• **What is being asked**
Set the listing down again in full, word for word, with the pictures left out.

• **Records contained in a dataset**
- - - -

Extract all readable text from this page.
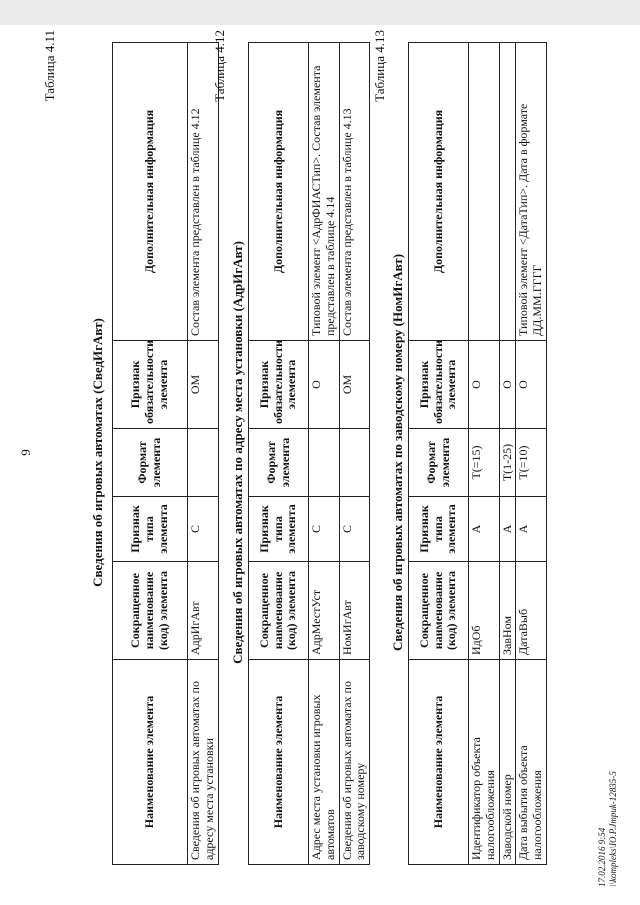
9
Таблица 4.11
Сведения об игровых автоматах (СведИгАвт)
Наименование элемента	Сокращенное наименование (код) элемента	Признак типа элемента	Формат элемента	Признак обязательности элемента	Дополнительная информация
Сведения об игровых автоматах по адресу места установки	АдрИгАвт	С		ОМ	Состав элемента представлен в таблице 4.12
Таблица 4.12
Сведения об игровых автоматах по адресу места установки (АдрИгАвт)
Наименование элемента	Сокращенное наименование (код) элемента	Признак типа элемента	Формат элемента	Признак обязательности элемента	Дополнительная информация
Адрес места установки игровых автоматов	АдрМестУст	С		О	Типовой элемент <АдрФИАСТип>. Состав элемента представлен в таблице 4.14
Сведения об игровых автоматах по заводскому номеру	НомИгАвт	С		ОМ	Состав элемента представлен в таблице 4.13
Таблица 4.13
Сведения об игровых автоматах по заводскому номеру (НомИгАвт)
Наименование элемента	Сокращенное наименование (код) элемента	Признак типа элемента	Формат элемента	Признак обязательности элемента	Дополнительная информация
Идентификатор объекта налогообложения	ИдОб	А	Т(=15)	О	
Заводской номер	ЗавНом	А	Т(1-25)	О	
Дата выбытия объекта налогообложения	ДатаВыб	А	Т(=10)	О	Типовой элемент <ДатаТип>. Дата в формате ДД.ММ.ГГГГ
17.02.2016 9:54 \\kompleks\IO.P.Jmpuk-12835-5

- - - -

• **Answer to the exercise**
Extract all readable text from this page.
9
Таблица 4.11
Сведения об игровых автоматах (СведИгАвт)
Наименование элемента	Сокращенное наименование (код) элемента	Признак типа элемента	Формат элемента	Признак обязательности элемента	Дополнительная информация
Сведения об игровых автоматах по адресу места установки	АдрИгАвт	С		ОМ	Состав элемента представлен в таблице 4.12
Таблица 4.12
Сведения об игровых автоматах по адресу места установки (АдрИгАвт)
Наименование элемента	Сокращенное наименование (код) элемента	Признак типа элемента	Формат элемента	Признак обязательности элемента	Дополнительная информация
Адрес места установки игровых автоматов	АдрМестУст	С		О	Типовой элемент <АдрФИАСТип>. Состав элемента представлен в таблице 4.14
Сведения об игровых автоматах по заводскому номеру	НомИгАвт	С		ОМ	Состав элемента представлен в таблице 4.13
Таблица 4.13
Сведения об игровых автоматах по заводскому номеру (НомИгАвт)
Наименование элемента	Сокращенное наименование (код) элемента	Признак типа элемента	Формат элемента	Признак обязательности элемента	Дополнительная информация
Идентификатор объекта налогообложения	ИдОб	А	Т(=15)	О	
Заводской номер	ЗавНом	А	Т(1-25)	О	
Дата выбытия объекта налогообложения	ДатаВыб	А	Т(=10)	О	Типовой элемент <ДатаТип>. Дата в формате ДД.ММ.ГГГГ
17.02.2016 9:54 \\kompleks\IO.P.Jmpuk-12835-5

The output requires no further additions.